> [WHAT YOU NEED TO DO]
Here are some records; quote them exactly, leaving out the pictures.

> [RECORDED DATA]

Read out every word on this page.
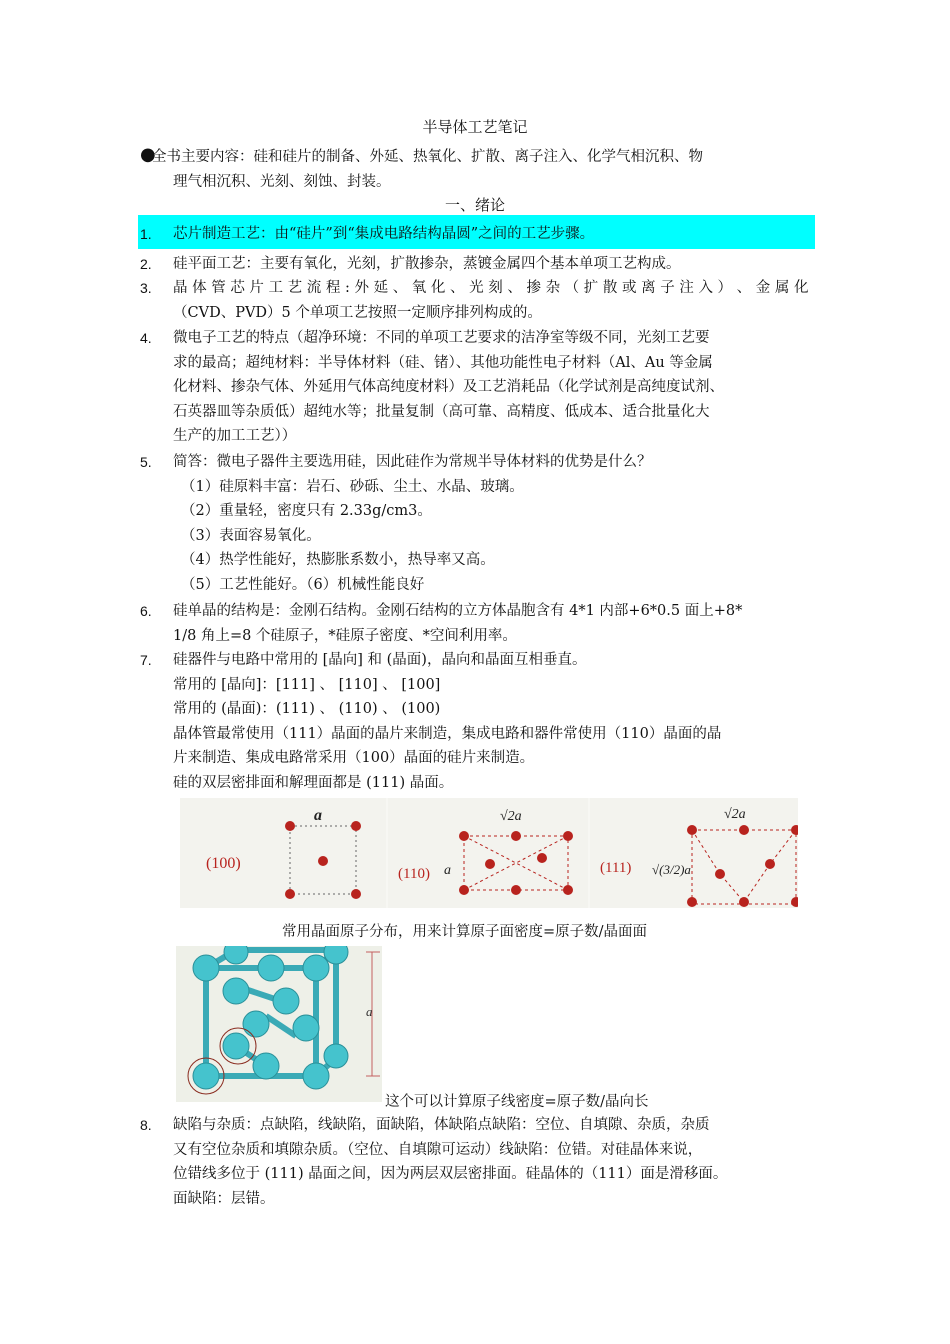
半导体工艺笔记
●
全书主要内容：硅和硅片的制备、外延、热氧化、扩散、离子注入、化学气相沉积、物
理气相沉积、光刻、刻蚀、封装。
一、绪论
1. 芯片制造工艺：由“硅片”到“集成电路结构晶圆”之间的工艺步骤。
2. 硅平面工艺：主要有氧化，光刻，扩散掺杂，蒸镀金属四个基本单项工艺构成。
3. 晶 体 管 芯 片 工 艺 流 程 : 外 延 、 氧 化 、 光 刻 、 掺 杂 （ 扩 散 或 离 子 注 入 ） 、 金 属 化
（CVD、PVD）5 个单项工艺按照一定顺序排列构成的。
4. 微电子工艺的特点（超净环境：不同的单项工艺要求的洁净室等级不同，光刻工艺要
求的最高；超纯材料：半导体材料（硅、锗）、其他功能性电子材料（Al、Au 等金属
化材料、掺杂气体、外延用气体高纯度材料）及工艺消耗品（化学试剂是高纯度试剂、
石英器皿等杂质低）超纯水等；批量复制（高可靠、高精度、低成本、适合批量化大
生产的加工工艺））
5. 简答：微电子器件主要选用硅，因此硅作为常规半导体材料的优势是什么？
（1）硅原料丰富：岩石、砂砾、尘土、水晶、玻璃。
（2）重量轻，密度只有 2.33g/cm3。
（3）表面容易氧化。
（4）热学性能好，热膨胀系数小，热导率又高。
（5）工艺性能好。（6）机械性能良好
6. 硅单晶的结构是：金刚石结构。金刚石结构的立方体晶胞含有 4*1 内部+6*0.5 面上+8*
1/8 角上=8 个硅原子，*硅原子密度、*空间利用率。
7. 硅器件与电路中常用的 [晶向] 和 (晶面)，晶向和晶面互相垂直。
常用的 [晶向]：[111] 、 [110] 、 [100]
常用的 (晶面)：(111) 、 (110) 、 (100)
晶体管最常使用（111）晶面的晶片来制造，集成电路和器件常使用（110）晶面的晶
片来制造、集成电路常采用（100）晶面的硅片来制造。
硅的双层密排面和解理面都是 (111) 晶面。
(100)
a
(110)
√2a
a	(111)
√2a
√(3/2)a
常用晶面原子分布，用来计算原子面密度=原子数/晶面面
a
这个可以计算原子线密度=原子数/晶向长
8. 缺陷与杂质：点缺陷，线缺陷，面缺陷，体缺陷点缺陷：空位、自填隙、杂质，杂质
又有空位杂质和填隙杂质。（空位、自填隙可运动）线缺陷：位错。对硅晶体来说，
位错线多位于 (111) 晶面之间，因为两层双层密排面。硅晶体的（111）面是滑移面。
面缺陷：层错。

> [COMPLETE ANSWER]
Read out every word on this page.
半导体工艺笔记
●
全书主要内容：硅和硅片的制备、外延、热氧化、扩散、离子注入、化学气相沉积、物
理气相沉积、光刻、刻蚀、封装。
一、绪论
1. 芯片制造工艺：由“硅片”到“集成电路结构晶圆”之间的工艺步骤。
2. 硅平面工艺：主要有氧化，光刻，扩散掺杂，蒸镀金属四个基本单项工艺构成。
3. 晶 体 管 芯 片 工 艺 流 程 : 外 延 、 氧 化 、 光 刻 、 掺 杂 （ 扩 散 或 离 子 注 入 ） 、 金 属 化
（CVD、PVD）5 个单项工艺按照一定顺序排列构成的。
4. 微电子工艺的特点（超净环境：不同的单项工艺要求的洁净室等级不同，光刻工艺要
求的最高；超纯材料：半导体材料（硅、锗）、其他功能性电子材料（Al、Au 等金属
化材料、掺杂气体、外延用气体高纯度材料）及工艺消耗品（化学试剂是高纯度试剂、
石英器皿等杂质低）超纯水等；批量复制（高可靠、高精度、低成本、适合批量化大
生产的加工工艺））
5. 简答：微电子器件主要选用硅，因此硅作为常规半导体材料的优势是什么？
（1）硅原料丰富：岩石、砂砾、尘土、水晶、玻璃。
（2）重量轻，密度只有 2.33g/cm3。
（3）表面容易氧化。
（4）热学性能好，热膨胀系数小，热导率又高。
（5）工艺性能好。（6）机械性能良好
6. 硅单晶的结构是：金刚石结构。金刚石结构的立方体晶胞含有 4*1 内部+6*0.5 面上+8*
1/8 角上=8 个硅原子，*硅原子密度、*空间利用率。
7. 硅器件与电路中常用的 [晶向] 和 (晶面)，晶向和晶面互相垂直。
常用的 [晶向]：[111] 、 [110] 、 [100]
常用的 (晶面)：(111) 、 (110) 、 (100)
晶体管最常使用（111）晶面的晶片来制造，集成电路和器件常使用（110）晶面的晶
片来制造、集成电路常采用（100）晶面的硅片来制造。
硅的双层密排面和解理面都是 (111) 晶面。
(100)
a
(110)
√2a
a	(111)
√2a
√(3/2)a
常用晶面原子分布，用来计算原子面密度=原子数/晶面面
a
这个可以计算原子线密度=原子数/晶向长
8. 缺陷与杂质：点缺陷，线缺陷，面缺陷，体缺陷点缺陷：空位、自填隙、杂质，杂质
又有空位杂质和填隙杂质。（空位、自填隙可运动）线缺陷：位错。对硅晶体来说，
位错线多位于 (111) 晶面之间，因为两层双层密排面。硅晶体的（111）面是滑移面。
面缺陷：层错。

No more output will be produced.